- **GIVEN EXERCISE**: Print the records below word for word, but leave out the pictures.

(Data records)
_____

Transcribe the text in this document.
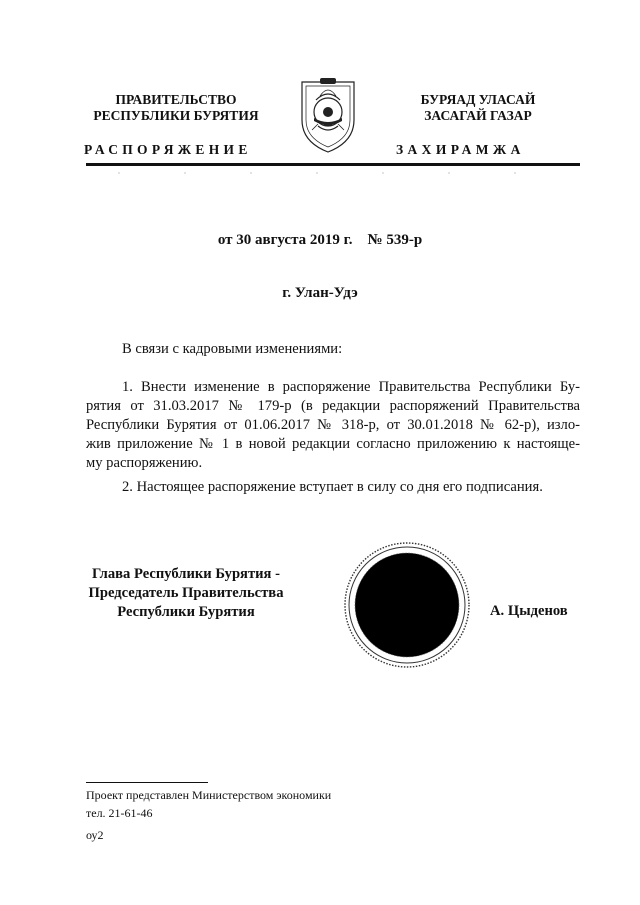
ПРАВИТЕЛЬСТВО
РЕСПУБЛИКИ БУРЯТИЯ
БУРЯАД УЛАСАЙ
ЗАСАГАЙ ГАЗАР
РАСПОРЯЖЕНИЕ	ЗАХИРАМЖА
от 30 августа 2019 г. № 539-р
г. Улан-Удэ
В связи с кадровыми изменениями:
1. Внести изменение в распоряжение Правительства Республики Бу-
рятия от 31.03.2017 № 179-р (в редакции распоряжений Правительства
Республики Бурятия от 01.06.2017 № 318-р, от 30.01.2018 № 62-р), изло-
жив приложение № 1 в новой редакции согласно приложению к настояще-
му распоряжению.
2. Настоящее распоряжение вступает в силу со дня его подписания.
Глава Республики Бурятия -
Председатель Правительства
Республики Бурятия	А. Цыденов
Проект представлен Министерством экономики
тел. 21-61-46
оу2
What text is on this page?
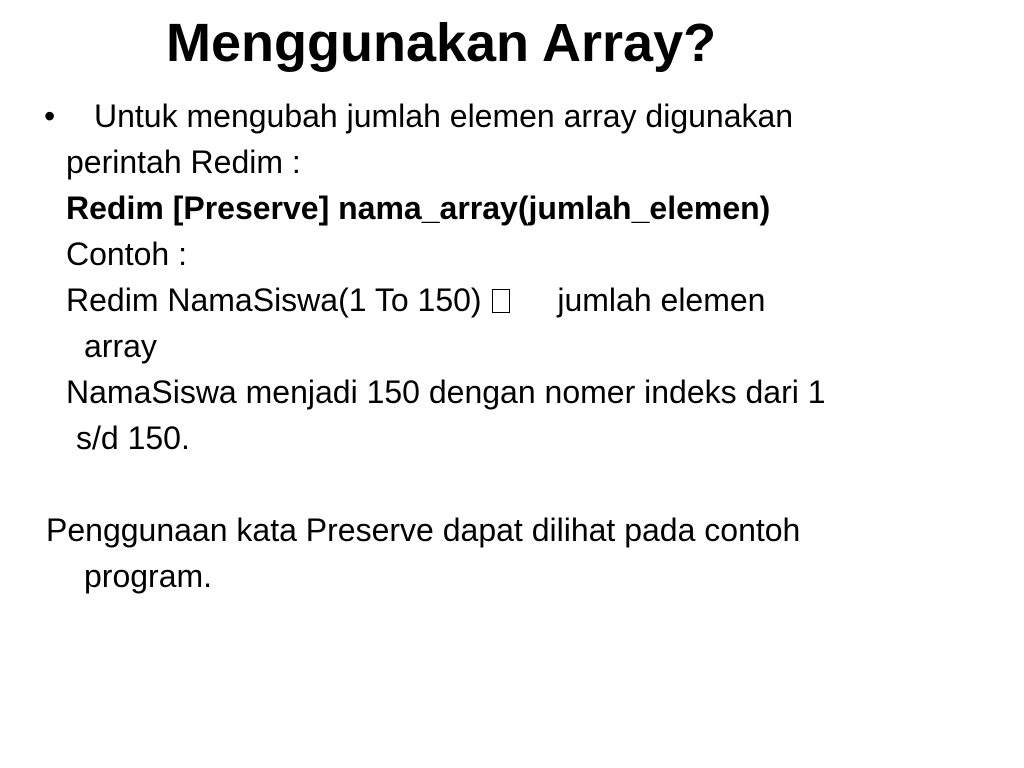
Menggunakan Array?
• Untuk mengubah jumlah elemen array digunakan
perintah Redim :
Redim [Preserve] nama_array(jumlah_elemen)
Contoh :
Redim NamaSiswa(1 To 150) jumlah elemen
array
NamaSiswa menjadi 150 dengan nomer indeks dari 1
s/d 150.
Penggunaan kata Preserve dapat dilihat pada contoh
program.
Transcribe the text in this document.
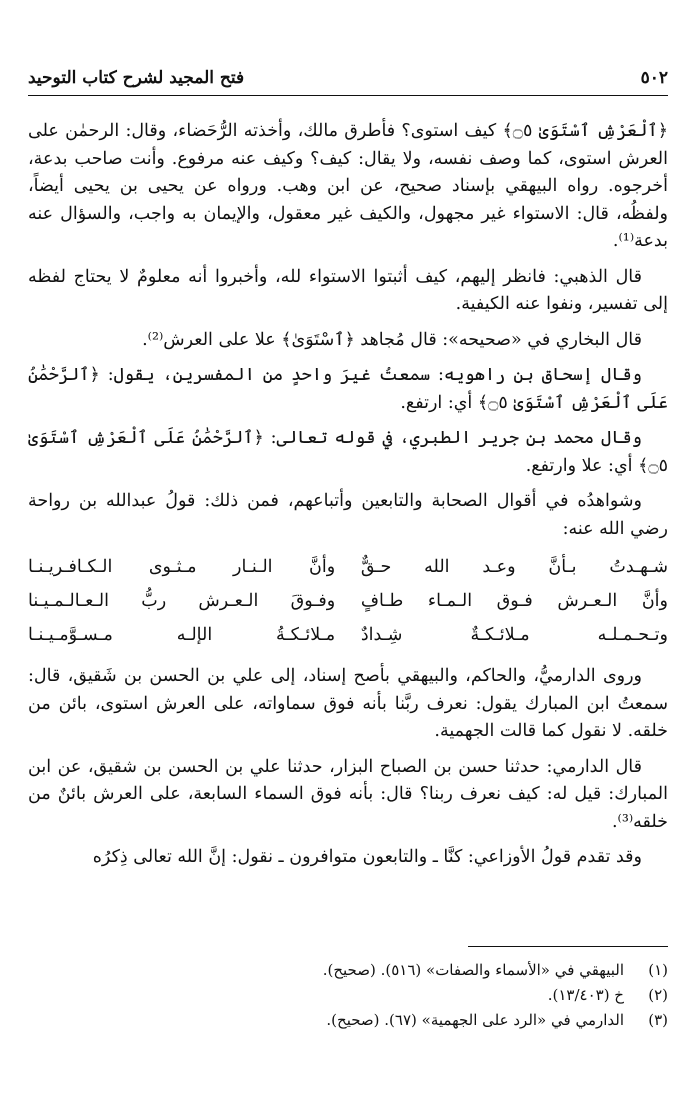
٥٠٢
فتح المجيد لشرح كتاب التوحيد

﴿ٱلْعَرْشِ ٱسْتَوَىٰ ۝٥﴾ كيف استوى؟ فأطرق مالك، وأخذته الرُّحَضاء، وقال: الرحمٰن على العرش استوى، كما وصف نفسه، ولا يقال: كيف؟ وكيف عنه مرفوع. وأنت صاحب بدعة، أخرجوه. رواه البيهقي بإسناد صحيح، عن ابن وهب. ورواه عن يحيى بن يحيى أيضاً، ولفظُه، قال: الاستواء غير مجهول، والكيف غير معقول، والإيمان به واجب، والسؤال عنه بدعة⁽¹⁾.

قال الذهبي: فانظر إليهم، كيف أثبتوا الاستواء لله، وأخبروا أنه معلومٌ لا يحتاج لفظه إلى تفسير، ونفوا عنه الكيفية.

قال البخاري في «صحيحه»: قال مُجاهد ﴿ٱسْتَوَىٰ﴾ علا على العرش⁽²⁾.

وقال إسحاق بن راهويه: سمعتُ غيرَ واحدٍ من المفسرين، يقول: ﴿ٱلرَّحْمَٰنُ عَلَى ٱلْعَرْشِ ٱسْتَوَىٰ ۝٥﴾ أي: ارتفع.

وقال محمد بن جرير الطبري، في قوله تعالى: ﴿ٱلرَّحْمَٰنُ عَلَى ٱلْعَرْشِ ٱسْتَوَىٰ ۝٥﴾ أي: علا وارتفع.

وشواهدُه في أقوال الصحابة والتابعين وأتباعهم، فمن ذلك: قولُ عبدالله بن رواحة رضي الله عنه:

شـهـدتُ بـأنَّ وعـد الله حـقٌّ
وأنَّ الـنـار مـثـوى الـكـافـريـنـا
وأنَّ الـعـرش فـوق الـمـاء طـافٍ
وفـوقَ الـعـرش ربُّ الـعـالـمـيـنا
وتـحـمـلـه مـلائـكـةٌ شِـدادٌ
مـلائـكـةُ الإلـه مـسـوَّمـيـنـا

وروى الدارميُّ، والحاكم، والبيهقي بأصح إسناد، إلى علي بن الحسن بن شَقيق، قال: سمعتُ ابن المبارك يقول: نعرف ربَّنا بأنه فوق سماواته، على العرش استوى، بائن من خلقه. لا نقول كما قالت الجهمية.

قال الدارمي: حدثنا حسن بن الصباح البزار، حدثنا علي بن الحسن بن شقيق، عن ابن المبارك: قيل له: كيف نعرف ربنا؟ قال: بأنه فوق السماء السابعة، على العرش بائنٌ من خلقه⁽³⁾.

وقد تقدم قولُ الأوزاعي: كنَّا ـ والتابعون متوافرون ـ نقول: إنَّ الله تعالى ذِكرُه

(١)
البيهقي في «الأسماء والصفات» (٥١٦). (صحيح).
(٢)
خ (١٣/٤٠٣).
(٣)
الدارمي في «الرد على الجهمية» (٦٧). (صحيح).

_____

- **SOLUTION BELOW**:
Transcribe the text in this document.
ПРАВИТЕЛЬСТВО
РЕСПУБЛИКИ БУРЯТИЯ
БУРЯАД УЛАСАЙ
ЗАСАГАЙ ГАЗАР
РАСПОРЯЖЕНИЕ	ЗАХИРАМЖА
от 30 августа 2019 г. № 539-р
г. Улан-Удэ
В связи с кадровыми изменениями:
1. Внести изменение в распоряжение Правительства Республики Бу-
рятия от 31.03.2017 № 179-р (в редакции распоряжений Правительства
Республики Бурятия от 01.06.2017 № 318-р, от 30.01.2018 № 62-р), изло-
жив приложение № 1 в новой редакции согласно приложению к настояще-
му распоряжению.
2. Настоящее распоряжение вступает в силу со дня его подписания.
Глава Республики Бурятия -
Председатель Правительства
Республики Бурятия	А. Цыденов
Проект представлен Министерством экономики
тел. 21-61-46
оу2
What text is on this page?
Menggunakan Array?
• Untuk mengubah jumlah elemen array digunakan
perintah Redim :
Redim [Preserve] nama_array(jumlah_elemen)
Contoh :
Redim NamaSiswa(1 To 150) jumlah elemen
array
NamaSiswa menjadi 150 dengan nomer indeks dari 1
s/d 150.
Penggunaan kata Preserve dapat dilihat pada contoh
program.
Transcribe the text in this document.
٥٠٢
فتح المجيد لشرح كتاب التوحيد

﴿ٱلْعَرْشِ ٱسْتَوَىٰ ۝٥﴾ كيف استوى؟ فأطرق مالك، وأخذته الرُّحَضاء، وقال: الرحمٰن على العرش استوى، كما وصف نفسه، ولا يقال: كيف؟ وكيف عنه مرفوع. وأنت صاحب بدعة، أخرجوه. رواه البيهقي بإسناد صحيح، عن ابن وهب. ورواه عن يحيى بن يحيى أيضاً، ولفظُه، قال: الاستواء غير مجهول، والكيف غير معقول، والإيمان به واجب، والسؤال عنه بدعة⁽¹⁾.

قال الذهبي: فانظر إليهم، كيف أثبتوا الاستواء لله، وأخبروا أنه معلومٌ لا يحتاج لفظه إلى تفسير، ونفوا عنه الكيفية.

قال البخاري في «صحيحه»: قال مُجاهد ﴿ٱسْتَوَىٰ﴾ علا على العرش⁽²⁾.

وقال إسحاق بن راهويه: سمعتُ غيرَ واحدٍ من المفسرين، يقول: ﴿ٱلرَّحْمَٰنُ عَلَى ٱلْعَرْشِ ٱسْتَوَىٰ ۝٥﴾ أي: ارتفع.

وقال محمد بن جرير الطبري، في قوله تعالى: ﴿ٱلرَّحْمَٰنُ عَلَى ٱلْعَرْشِ ٱسْتَوَىٰ ۝٥﴾ أي: علا وارتفع.

وشواهدُه في أقوال الصحابة والتابعين وأتباعهم، فمن ذلك: قولُ عبدالله بن رواحة رضي الله عنه:

شـهـدتُ بـأنَّ وعـد الله حـقٌّ
وأنَّ الـنـار مـثـوى الـكـافـريـنـا
وأنَّ الـعـرش فـوق الـمـاء طـافٍ
وفـوقَ الـعـرش ربُّ الـعـالـمـيـنا
وتـحـمـلـه مـلائـكـةٌ شِـدادٌ
مـلائـكـةُ الإلـه مـسـوَّمـيـنـا

وروى الدارميُّ، والحاكم، والبيهقي بأصح إسناد، إلى علي بن الحسن بن شَقيق، قال: سمعتُ ابن المبارك يقول: نعرف ربَّنا بأنه فوق سماواته، على العرش استوى، بائن من خلقه. لا نقول كما قالت الجهمية.

قال الدارمي: حدثنا حسن بن الصباح البزار، حدثنا علي بن الحسن بن شقيق، عن ابن المبارك: قيل له: كيف نعرف ربنا؟ قال: بأنه فوق السماء السابعة، على العرش بائنٌ من خلقه⁽³⁾.

وقد تقدم قولُ الأوزاعي: كنَّا ـ والتابعون متوافرون ـ نقول: إنَّ الله تعالى ذِكرُه

(١)
البيهقي في «الأسماء والصفات» (٥١٦). (صحيح).
(٢)
خ (١٣/٤٠٣).
(٣)
الدارمي في «الرد على الجهمية» (٦٧). (صحيح).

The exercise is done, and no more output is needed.